YOUR GOAL ::
Report how many lines contain "百日会战". Give the number and nothing else.

DATASET ENTRIES ::
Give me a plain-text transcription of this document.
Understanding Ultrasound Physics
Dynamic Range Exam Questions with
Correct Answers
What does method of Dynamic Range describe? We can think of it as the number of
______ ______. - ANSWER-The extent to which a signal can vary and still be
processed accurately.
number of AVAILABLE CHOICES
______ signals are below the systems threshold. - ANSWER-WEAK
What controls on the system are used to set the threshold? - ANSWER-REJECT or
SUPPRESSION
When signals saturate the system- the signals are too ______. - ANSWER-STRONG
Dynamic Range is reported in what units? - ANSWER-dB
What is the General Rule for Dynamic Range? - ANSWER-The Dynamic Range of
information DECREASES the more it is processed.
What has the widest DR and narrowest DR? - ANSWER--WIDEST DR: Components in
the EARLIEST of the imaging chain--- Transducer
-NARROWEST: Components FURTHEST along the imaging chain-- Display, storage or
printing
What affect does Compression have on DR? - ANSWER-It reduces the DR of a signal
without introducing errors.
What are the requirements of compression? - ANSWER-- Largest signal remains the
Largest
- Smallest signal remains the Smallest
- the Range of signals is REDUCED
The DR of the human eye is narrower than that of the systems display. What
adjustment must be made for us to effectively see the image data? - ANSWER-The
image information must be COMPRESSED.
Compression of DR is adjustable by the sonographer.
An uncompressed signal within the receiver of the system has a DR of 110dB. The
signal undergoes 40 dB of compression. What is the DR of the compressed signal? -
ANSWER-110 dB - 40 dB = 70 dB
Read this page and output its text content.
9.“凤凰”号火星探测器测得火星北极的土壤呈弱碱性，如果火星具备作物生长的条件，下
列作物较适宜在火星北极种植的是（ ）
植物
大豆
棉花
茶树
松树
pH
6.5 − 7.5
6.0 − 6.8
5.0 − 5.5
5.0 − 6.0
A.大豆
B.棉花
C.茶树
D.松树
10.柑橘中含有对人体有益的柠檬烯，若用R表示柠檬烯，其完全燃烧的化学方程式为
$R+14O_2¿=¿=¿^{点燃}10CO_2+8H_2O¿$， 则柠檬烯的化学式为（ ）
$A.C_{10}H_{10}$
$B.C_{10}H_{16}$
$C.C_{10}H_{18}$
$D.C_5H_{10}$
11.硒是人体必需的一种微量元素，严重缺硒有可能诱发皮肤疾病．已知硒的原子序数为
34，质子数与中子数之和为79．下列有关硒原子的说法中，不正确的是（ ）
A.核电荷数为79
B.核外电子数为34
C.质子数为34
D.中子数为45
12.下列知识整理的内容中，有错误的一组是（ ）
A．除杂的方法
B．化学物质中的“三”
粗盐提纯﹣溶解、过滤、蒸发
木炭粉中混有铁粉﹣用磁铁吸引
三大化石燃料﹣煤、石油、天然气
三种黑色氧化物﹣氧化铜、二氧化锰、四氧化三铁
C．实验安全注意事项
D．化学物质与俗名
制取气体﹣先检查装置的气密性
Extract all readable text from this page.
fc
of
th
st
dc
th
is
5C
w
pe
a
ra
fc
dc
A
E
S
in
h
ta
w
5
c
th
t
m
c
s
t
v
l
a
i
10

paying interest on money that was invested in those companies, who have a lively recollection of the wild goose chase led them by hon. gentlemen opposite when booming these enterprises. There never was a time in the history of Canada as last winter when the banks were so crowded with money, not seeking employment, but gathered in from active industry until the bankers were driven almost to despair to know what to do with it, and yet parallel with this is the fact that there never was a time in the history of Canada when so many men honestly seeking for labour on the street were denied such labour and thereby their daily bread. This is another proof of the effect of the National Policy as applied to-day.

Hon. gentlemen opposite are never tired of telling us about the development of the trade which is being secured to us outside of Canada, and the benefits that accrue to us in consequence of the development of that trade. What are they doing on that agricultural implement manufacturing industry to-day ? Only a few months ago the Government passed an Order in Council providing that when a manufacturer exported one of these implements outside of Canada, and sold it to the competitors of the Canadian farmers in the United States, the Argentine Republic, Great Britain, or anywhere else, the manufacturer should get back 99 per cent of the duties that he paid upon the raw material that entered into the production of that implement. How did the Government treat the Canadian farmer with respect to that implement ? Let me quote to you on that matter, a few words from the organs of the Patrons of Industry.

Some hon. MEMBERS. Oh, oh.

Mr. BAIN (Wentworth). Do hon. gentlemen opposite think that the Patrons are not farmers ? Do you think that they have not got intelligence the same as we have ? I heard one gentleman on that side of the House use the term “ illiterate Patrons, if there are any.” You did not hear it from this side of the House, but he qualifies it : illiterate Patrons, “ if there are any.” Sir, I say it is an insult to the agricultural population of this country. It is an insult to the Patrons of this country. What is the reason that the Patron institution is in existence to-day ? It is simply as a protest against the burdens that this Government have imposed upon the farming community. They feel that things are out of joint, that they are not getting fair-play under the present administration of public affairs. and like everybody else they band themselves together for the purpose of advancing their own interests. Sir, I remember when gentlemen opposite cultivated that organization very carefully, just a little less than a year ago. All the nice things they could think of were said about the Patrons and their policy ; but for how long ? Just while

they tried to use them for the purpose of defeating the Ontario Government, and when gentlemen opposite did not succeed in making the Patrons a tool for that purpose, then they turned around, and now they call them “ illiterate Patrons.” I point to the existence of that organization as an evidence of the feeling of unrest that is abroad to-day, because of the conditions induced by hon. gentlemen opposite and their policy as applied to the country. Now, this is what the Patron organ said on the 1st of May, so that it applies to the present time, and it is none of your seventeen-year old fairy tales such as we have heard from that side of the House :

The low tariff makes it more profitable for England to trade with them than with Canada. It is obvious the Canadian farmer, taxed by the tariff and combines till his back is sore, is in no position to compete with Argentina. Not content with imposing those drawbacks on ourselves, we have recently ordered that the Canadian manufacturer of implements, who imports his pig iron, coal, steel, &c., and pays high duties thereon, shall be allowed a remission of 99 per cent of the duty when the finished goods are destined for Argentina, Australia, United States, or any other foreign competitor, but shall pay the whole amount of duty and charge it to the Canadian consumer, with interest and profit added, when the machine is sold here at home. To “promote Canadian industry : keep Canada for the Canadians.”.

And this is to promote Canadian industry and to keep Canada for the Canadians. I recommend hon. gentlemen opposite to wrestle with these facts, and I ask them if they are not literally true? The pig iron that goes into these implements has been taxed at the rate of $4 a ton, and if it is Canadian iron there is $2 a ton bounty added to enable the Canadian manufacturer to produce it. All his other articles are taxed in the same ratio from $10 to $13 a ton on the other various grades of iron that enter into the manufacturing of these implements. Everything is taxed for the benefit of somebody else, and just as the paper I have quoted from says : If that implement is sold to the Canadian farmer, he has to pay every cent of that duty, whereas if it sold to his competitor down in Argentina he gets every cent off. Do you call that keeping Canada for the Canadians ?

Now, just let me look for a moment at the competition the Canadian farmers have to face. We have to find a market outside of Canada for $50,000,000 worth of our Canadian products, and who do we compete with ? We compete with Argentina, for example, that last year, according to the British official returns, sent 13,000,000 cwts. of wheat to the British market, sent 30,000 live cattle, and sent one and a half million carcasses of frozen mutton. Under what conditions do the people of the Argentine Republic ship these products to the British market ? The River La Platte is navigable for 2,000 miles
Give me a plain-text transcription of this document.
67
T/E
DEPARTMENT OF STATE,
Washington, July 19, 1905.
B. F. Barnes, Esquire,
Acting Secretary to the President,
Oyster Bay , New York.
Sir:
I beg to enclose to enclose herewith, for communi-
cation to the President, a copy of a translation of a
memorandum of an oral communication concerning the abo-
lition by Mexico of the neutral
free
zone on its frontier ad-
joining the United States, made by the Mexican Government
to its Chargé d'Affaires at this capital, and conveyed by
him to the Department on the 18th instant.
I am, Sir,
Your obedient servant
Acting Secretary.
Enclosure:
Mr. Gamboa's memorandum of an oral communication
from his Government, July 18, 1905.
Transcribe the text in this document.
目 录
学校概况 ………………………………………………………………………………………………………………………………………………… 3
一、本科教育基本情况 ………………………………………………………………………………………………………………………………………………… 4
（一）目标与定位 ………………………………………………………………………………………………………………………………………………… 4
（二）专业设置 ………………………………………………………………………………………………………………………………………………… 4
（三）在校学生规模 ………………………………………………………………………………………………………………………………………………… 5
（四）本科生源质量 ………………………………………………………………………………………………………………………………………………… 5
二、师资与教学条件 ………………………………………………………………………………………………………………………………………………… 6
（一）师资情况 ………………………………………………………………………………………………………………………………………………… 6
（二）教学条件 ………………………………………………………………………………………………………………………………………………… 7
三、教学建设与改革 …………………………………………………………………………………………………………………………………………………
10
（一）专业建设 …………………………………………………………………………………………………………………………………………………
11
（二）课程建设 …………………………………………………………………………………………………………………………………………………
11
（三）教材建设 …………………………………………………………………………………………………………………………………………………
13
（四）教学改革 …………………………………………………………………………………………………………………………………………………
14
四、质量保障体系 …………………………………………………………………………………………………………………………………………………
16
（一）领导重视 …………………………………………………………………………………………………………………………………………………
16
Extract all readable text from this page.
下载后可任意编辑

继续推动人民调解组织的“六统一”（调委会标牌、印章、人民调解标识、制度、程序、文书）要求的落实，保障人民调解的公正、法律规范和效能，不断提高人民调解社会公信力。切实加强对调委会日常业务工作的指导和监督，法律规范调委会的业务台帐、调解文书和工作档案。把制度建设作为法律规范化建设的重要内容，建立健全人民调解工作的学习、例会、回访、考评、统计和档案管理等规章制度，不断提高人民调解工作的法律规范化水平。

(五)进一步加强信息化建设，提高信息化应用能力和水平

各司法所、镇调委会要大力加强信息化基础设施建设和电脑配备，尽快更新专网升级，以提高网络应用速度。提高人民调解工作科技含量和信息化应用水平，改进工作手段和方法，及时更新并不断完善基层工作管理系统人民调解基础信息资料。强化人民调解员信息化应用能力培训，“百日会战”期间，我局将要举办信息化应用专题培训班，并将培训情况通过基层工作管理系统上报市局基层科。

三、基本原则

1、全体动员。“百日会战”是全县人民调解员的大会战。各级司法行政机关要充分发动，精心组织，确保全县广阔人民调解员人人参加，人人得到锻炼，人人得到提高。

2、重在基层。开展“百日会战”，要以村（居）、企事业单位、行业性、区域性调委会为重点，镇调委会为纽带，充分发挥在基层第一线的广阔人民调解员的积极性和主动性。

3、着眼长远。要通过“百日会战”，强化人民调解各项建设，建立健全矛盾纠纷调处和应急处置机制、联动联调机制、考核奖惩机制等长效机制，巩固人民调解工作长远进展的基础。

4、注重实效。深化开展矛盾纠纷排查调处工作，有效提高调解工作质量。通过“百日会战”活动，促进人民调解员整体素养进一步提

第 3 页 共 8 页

SOLUTION FOR THIS EXERCISE ::
5